En 1996, alors qu’il cueillait des légumes en forêt, M. Thành est tombé par hasard sur un langur caché dans un arbre. “Avec sa fourrure toute en nuances de gris se fondant avec les rochers et les arbres de la forêt, il était difficile à repérer”, raconte-t-il.

Au départ, il l’a confondu avec un macaque, ceux-ci étant nombreux en montagne. Mais en y regardant de plus près, il a remarqué sa queue plus longue et plus épaisse, ainsi que sa fourrure bien particulière.

Après cette rencontre, bien que le langur ne reparaisse pas, à chaque cueillette de fruits et légumes en forêt M. Thành a gardé l’œil ouvert pour tenter de retrouver la créature.

Le jour où il a enfin à nouveau croisé le chemin d’un langur, ne cherchant nullement à le capturer. Au contraire, il lui a parlé doucement, l’appelant “Mai, Mai” et tentant de l’attirer avec des bananes, du jacquier, des nouilles instantanées et du pain.

Au début, le langur restait méfiant et gardait ses distances, puis s’est montré petit à petit plus audacieux, descendant des arbres pour récupérer la nourriture que M. Thành lui lançait. À force d’habitude, il s’est même rapproché jusqu’à prendre la nourriture directement auprès de Thành. C’était un langur mâle.

Peu de temps après, alors que M. Thành se trouvait chez lui près de la zone de Vô Hôi Lon, il a entendu des bruits inhabituels. Le langur était revenu, accompagné d’un groupe de cinq individus, dont deux jeunes.

M. Thành est rentré chercher des paquets de nouilles instantanées. Dès lors, les visiteurs ont pris l’habitude de venir se nourrir à son domicile.

Progressivement, les habitants du village et les gardes forestiers ont entendu parler de M. Thành et de son histoire de langurs.

# [ÉNONCÉ 1]
Répondez aux questions suivantes sur l'extrait consacré au langur :
(a) En quelle année M. Thành a-t-il aperçu un langur pour la première fois ?
(b) Avec quel animal l'a-t-il d'abord confondu ?
(c) Combien d'individus accompagnaient le langur lorsqu'il est revenu près de chez M. Thành ?
# [ÉNONCÉ 2]
Recopiez fidèlement le passage de l'extrait consacré au langur, entre « Le jour où il » et « et du pain. », bornes incluses.

# [MATÉRIEL PRÉSENTÉ]

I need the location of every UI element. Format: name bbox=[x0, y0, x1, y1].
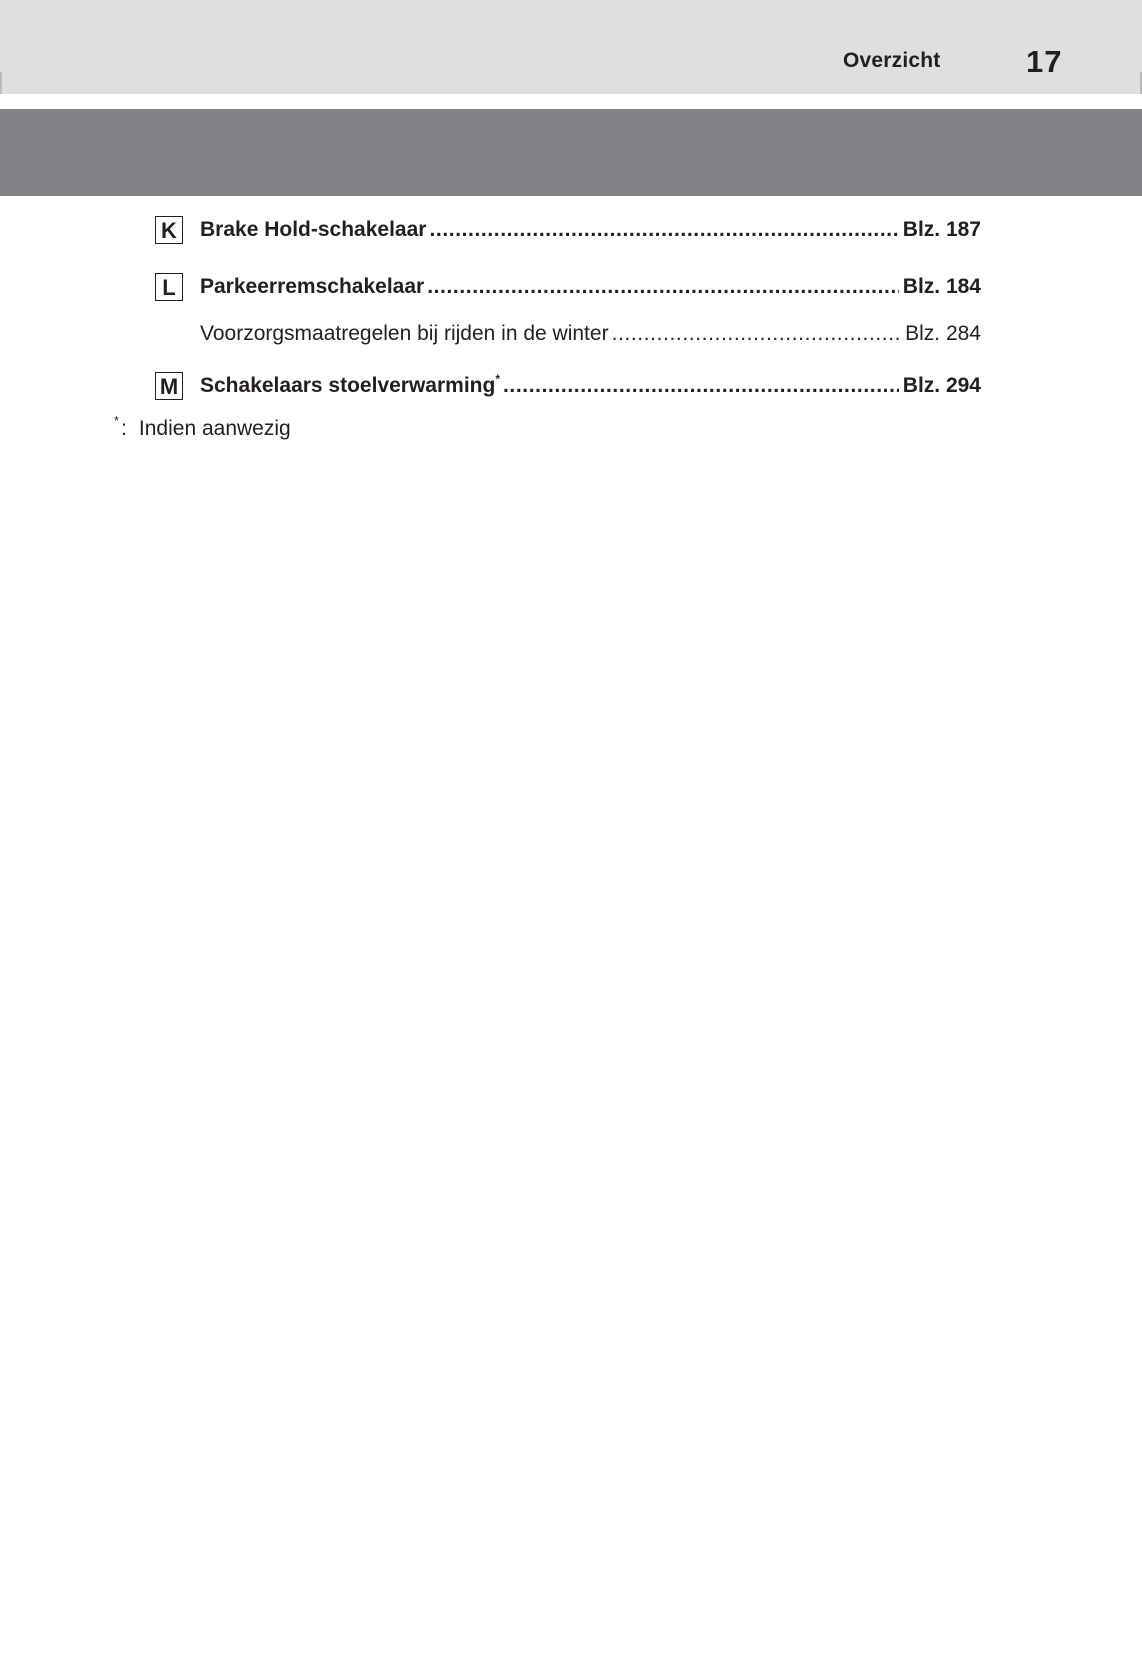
leader-dots bbox=[429, 218, 898, 242]
footnote-marker: * bbox=[114, 413, 120, 428]
toc-line[interactable] bbox=[200, 275, 981, 299]
page-reference[interactable]: Blz. 284 bbox=[905, 322, 981, 345]
page-number: 17 bbox=[1026, 44, 1063, 79]
header-edge-left bbox=[0, 72, 2, 94]
toc-line[interactable] bbox=[200, 322, 981, 346]
footnote-separator: : bbox=[121, 417, 127, 440]
section-title: Overzicht bbox=[843, 49, 941, 72]
page-reference[interactable]: Blz. 187 bbox=[902, 218, 981, 241]
toc-entry-m bbox=[155, 372, 981, 404]
toc-subentry-winter bbox=[155, 320, 981, 352]
leader-dots bbox=[427, 275, 899, 299]
toc-line[interactable] bbox=[200, 218, 981, 242]
letter-badge: L bbox=[155, 273, 183, 301]
section-banner bbox=[0, 109, 1142, 196]
toc-entry-l bbox=[155, 273, 981, 305]
header-band bbox=[0, 0, 1142, 94]
letter-badge: K bbox=[155, 216, 183, 244]
toc-label-text: Schakelaars stoelverwarming bbox=[200, 374, 496, 397]
footnote-text: Indien aanwezig bbox=[138, 417, 291, 440]
footnote-marker: * bbox=[495, 372, 500, 386]
footnote bbox=[114, 413, 291, 441]
leader-dots bbox=[612, 322, 902, 346]
letter-badge: M bbox=[155, 372, 183, 400]
toc-label: Voorzorgsmaatregelen bij rijden in de winter bbox=[200, 322, 609, 345]
toc-label: Brake Hold-schakelaar bbox=[200, 218, 427, 241]
page-reference[interactable]: Blz. 184 bbox=[902, 275, 981, 298]
page-reference[interactable]: Blz. 294 bbox=[902, 374, 981, 397]
toc-line[interactable] bbox=[200, 374, 981, 398]
toc-entry-k bbox=[155, 216, 981, 248]
toc-label: Parkeerremschakelaar bbox=[200, 275, 425, 298]
leader-dots bbox=[503, 374, 899, 398]
toc-label bbox=[200, 374, 500, 398]
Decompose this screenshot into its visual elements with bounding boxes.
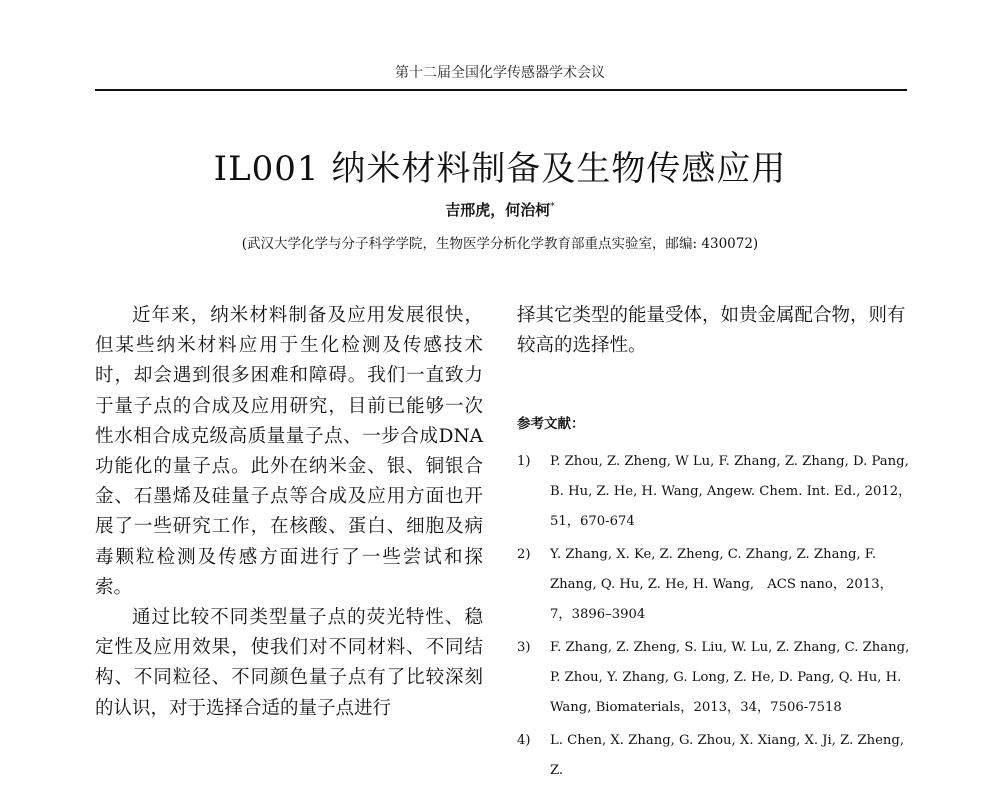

# [RÉSULTAT ATTENDU 1]
(a) En 1996.
(b) Avec un macaque.
(c) Cinq individus, dont deux jeunes.

# [RÉSULTAT ATTENDU 2]
Le jour où il a enfin à nouveau croisé le chemin d’un langur, ne cherchant nullement à le capturer. Au contraire, il lui a parlé doucement, l’appelant “Mai, Mai” et tentant de l’attirer avec des bananes, du jacquier, des nouilles instantanées et du pain.